## Short problem
Pick out all lines with the word "Artificial" from the records that follow.

(Stored records)
-- START --

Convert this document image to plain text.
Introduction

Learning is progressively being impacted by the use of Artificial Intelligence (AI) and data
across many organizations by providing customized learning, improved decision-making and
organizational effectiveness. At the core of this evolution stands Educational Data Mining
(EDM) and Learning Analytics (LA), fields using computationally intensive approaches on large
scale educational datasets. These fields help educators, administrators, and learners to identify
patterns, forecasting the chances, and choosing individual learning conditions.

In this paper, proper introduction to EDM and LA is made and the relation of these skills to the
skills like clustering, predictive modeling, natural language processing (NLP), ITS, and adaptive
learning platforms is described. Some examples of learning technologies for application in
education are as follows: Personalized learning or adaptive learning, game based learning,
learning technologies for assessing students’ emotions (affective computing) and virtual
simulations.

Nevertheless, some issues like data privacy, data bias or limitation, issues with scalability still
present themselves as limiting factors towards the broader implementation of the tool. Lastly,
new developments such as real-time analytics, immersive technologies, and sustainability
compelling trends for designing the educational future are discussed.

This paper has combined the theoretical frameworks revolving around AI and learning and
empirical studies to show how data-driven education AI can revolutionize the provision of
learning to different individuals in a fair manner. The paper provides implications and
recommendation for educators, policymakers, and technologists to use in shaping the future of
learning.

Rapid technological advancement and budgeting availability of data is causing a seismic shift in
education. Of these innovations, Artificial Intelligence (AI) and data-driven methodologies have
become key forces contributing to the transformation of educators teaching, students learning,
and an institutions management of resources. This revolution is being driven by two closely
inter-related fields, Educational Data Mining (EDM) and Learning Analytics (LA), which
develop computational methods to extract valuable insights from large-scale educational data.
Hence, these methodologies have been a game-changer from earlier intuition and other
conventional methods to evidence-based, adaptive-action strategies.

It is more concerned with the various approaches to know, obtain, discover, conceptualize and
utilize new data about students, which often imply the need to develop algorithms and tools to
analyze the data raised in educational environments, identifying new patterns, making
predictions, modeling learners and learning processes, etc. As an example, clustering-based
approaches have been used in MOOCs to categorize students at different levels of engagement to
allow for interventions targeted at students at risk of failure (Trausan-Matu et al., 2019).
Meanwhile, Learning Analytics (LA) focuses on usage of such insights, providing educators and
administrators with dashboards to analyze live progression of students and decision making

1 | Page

-- END --

## Exercise output
Learning is progressively being impacted by the use of Artificial Intelligence (AI) and data
education. Of these innovations, Artificial Intelligence (AI) and data-driven methodologies have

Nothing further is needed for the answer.